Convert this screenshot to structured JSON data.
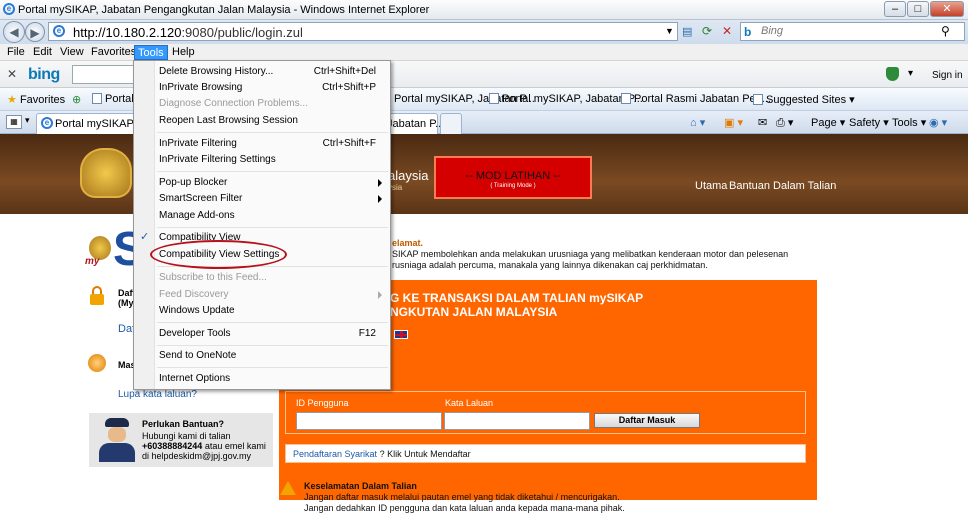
{
  "window": {
    "title": "Portal mySIKAP, Jabatan Pengangkutan Jalan Malaysia - Windows Internet Explorer"
  },
  "address": {
    "url_host": "http://10.180.2.120",
    "url_rest": ":9080/public/login.zul"
  },
  "search": {
    "placeholder": "Bing"
  },
  "menubar": {
    "items": [
      "File",
      "Edit",
      "View",
      "Favorites",
      "Tools",
      "Help"
    ]
  },
  "bingbar": {
    "logo": "bing",
    "signin": "Sign in"
  },
  "favorites": {
    "label": "Favorites",
    "items": [
      "Portal",
      "Portal mySIKAP, Jabatan P...",
      "Portal mySIKAP, Jabatan P...",
      "Portal Rasmi Jabatan Pen...",
      "Suggested Sites ▾"
    ]
  },
  "tabs": {
    "active": "Portal mySIKAP, Jab",
    "second": "Jabatan P..."
  },
  "commandbar": {
    "page": "Page ▾",
    "safety": "Safety ▾",
    "tools": "Tools ▾"
  },
  "tools_menu": {
    "items": [
      {
        "label": "Delete Browsing History...",
        "shortcut": "Ctrl+Shift+Del"
      },
      {
        "label": "InPrivate Browsing",
        "shortcut": "Ctrl+Shift+P"
      },
      {
        "label": "Diagnose Connection Problems...",
        "shortcut": ""
      },
      {
        "label": "Reopen Last Browsing Session",
        "shortcut": ""
      },
      {
        "label": "InPrivate Filtering",
        "shortcut": "Ctrl+Shift+F"
      },
      {
        "label": "InPrivate Filtering Settings",
        "shortcut": ""
      },
      {
        "label": "Pop-up Blocker",
        "shortcut": ""
      },
      {
        "label": "SmartScreen Filter",
        "shortcut": ""
      },
      {
        "label": "Manage Add-ons",
        "shortcut": ""
      },
      {
        "label": "Compatibility View",
        "shortcut": ""
      },
      {
        "label": "Compatibility View Settings",
        "shortcut": ""
      },
      {
        "label": "Subscribe to this Feed...",
        "shortcut": ""
      },
      {
        "label": "Feed Discovery",
        "shortcut": ""
      },
      {
        "label": "Windows Update",
        "shortcut": ""
      },
      {
        "label": "Developer Tools",
        "shortcut": "F12"
      },
      {
        "label": "Send to OneNote",
        "shortcut": ""
      },
      {
        "label": "Internet Options",
        "shortcut": ""
      }
    ]
  },
  "header": {
    "site_name": "alaysia",
    "site_sub": "ysia",
    "mod_title": "-- MOD LATIHAN --",
    "mod_sub": "( Training Mode )",
    "nav_home": "Utama",
    "nav_help": "Bantuan Dalam Talian"
  },
  "left": {
    "logo_text": "S",
    "logo_sub": "my",
    "item1_a": "Daft",
    "item1_b": "(My",
    "item1_link": "Daft",
    "item2": "Mas",
    "forgot": "Lupa kata laluan?"
  },
  "helpbox": {
    "title": "Perlukan Bantuan?",
    "line1": "Hubungi kami di talian",
    "line2a": "+60388884244",
    "line2b": " atau emel kami",
    "line3": "di helpdeskidm@jpj.gov.my"
  },
  "welcome": {
    "head": "elamat.",
    "line1": "SIKAP membolehkan anda melakukan urusniaga yang melibatkan kenderaan motor dan pelesenan",
    "line2": "rusniaga adalah percuma, manakala yang lainnya dikenakan caj perkhidmatan."
  },
  "login": {
    "heading1": "G KE TRANSAKSI DALAM TALIAN mySIKAP",
    "heading2": "NGKUTAN JALAN MALAYSIA",
    "id_label": "ID Pengguna",
    "pw_label": "Kata Laluan",
    "button": "Daftar Masuk",
    "reg_link": "Pendaftaran Syarikat",
    "reg_text": " ? Klik Untuk Mendaftar"
  },
  "security": {
    "title": "Keselamatan Dalam Talian",
    "line1": "Jangan daftar masuk melalui pautan emel yang tidak diketahui / mencurigakan.",
    "line2": "Jangan dedahkan ID pengguna dan kata laluan anda kepada mana-mana pihak."
  }
}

● ● ●

> [Exercise task]:
Check every line of the entries above for the word "this" and report how many lines contain it, giving the number only.

> [Output below]:
2